EXERCISE
Produce the listing below again, exactly as shown.

DATA SHOWN
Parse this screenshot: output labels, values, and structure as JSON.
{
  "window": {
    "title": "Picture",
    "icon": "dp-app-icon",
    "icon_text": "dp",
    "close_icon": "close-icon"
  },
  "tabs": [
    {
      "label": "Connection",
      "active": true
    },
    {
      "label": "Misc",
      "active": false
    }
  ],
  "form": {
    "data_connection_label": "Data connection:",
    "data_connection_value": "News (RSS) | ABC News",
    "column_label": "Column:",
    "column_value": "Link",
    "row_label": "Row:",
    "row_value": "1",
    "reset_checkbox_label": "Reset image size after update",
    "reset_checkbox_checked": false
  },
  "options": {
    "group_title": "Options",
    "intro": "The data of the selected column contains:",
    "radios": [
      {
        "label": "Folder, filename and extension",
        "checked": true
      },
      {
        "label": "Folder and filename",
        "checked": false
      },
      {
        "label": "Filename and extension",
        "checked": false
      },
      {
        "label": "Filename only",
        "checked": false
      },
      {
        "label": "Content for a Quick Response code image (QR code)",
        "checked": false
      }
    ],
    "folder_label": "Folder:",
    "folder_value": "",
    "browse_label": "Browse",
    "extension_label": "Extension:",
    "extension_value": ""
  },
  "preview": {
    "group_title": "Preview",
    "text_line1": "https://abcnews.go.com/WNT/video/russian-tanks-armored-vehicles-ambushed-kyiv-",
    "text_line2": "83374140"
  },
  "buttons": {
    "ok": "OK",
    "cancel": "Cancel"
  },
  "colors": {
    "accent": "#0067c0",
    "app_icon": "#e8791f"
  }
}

RIGHT ANSWER
Parse this screenshot: output labels, values, and structure as JSON.
{
  "window": {
    "title": "Picture",
    "icon": "dp-app-icon",
    "icon_text": "dp",
    "close_icon": "close-icon"
  },
  "tabs": [
    {
      "label": "Connection",
      "active": true
    },
    {
      "label": "Misc",
      "active": false
    }
  ],
  "form": {
    "data_connection_label": "Data connection:",
    "data_connection_value": "News (RSS) | ABC News",
    "column_label": "Column:",
    "column_value": "Link",
    "row_label": "Row:",
    "row_value": "1",
    "reset_checkbox_label": "Reset image size after update",
    "reset_checkbox_checked": false
  },
  "options": {
    "group_title": "Options",
    "intro": "The data of the selected column contains:",
    "radios": [
      {
        "label": "Folder, filename and extension",
        "checked": true
      },
      {
        "label": "Folder and filename",
        "checked": false
      },
      {
        "label": "Filename and extension",
        "checked": false
      },
      {
        "label": "Filename only",
        "checked": false
      },
      {
        "label": "Content for a Quick Response code image (QR code)",
        "checked": false
      }
    ],
    "folder_label": "Folder:",
    "folder_value": "",
    "browse_label": "Browse",
    "extension_label": "Extension:",
    "extension_value": ""
  },
  "preview": {
    "group_title": "Preview",
    "text_line1": "https://abcnews.go.com/WNT/video/russian-tanks-armored-vehicles-ambushed-kyiv-",
    "text_line2": "83374140"
  },
  "buttons": {
    "ok": "OK",
    "cancel": "Cancel"
  },
  "colors": {
    "accent": "#0067c0",
    "app_icon": "#e8791f"
  }
}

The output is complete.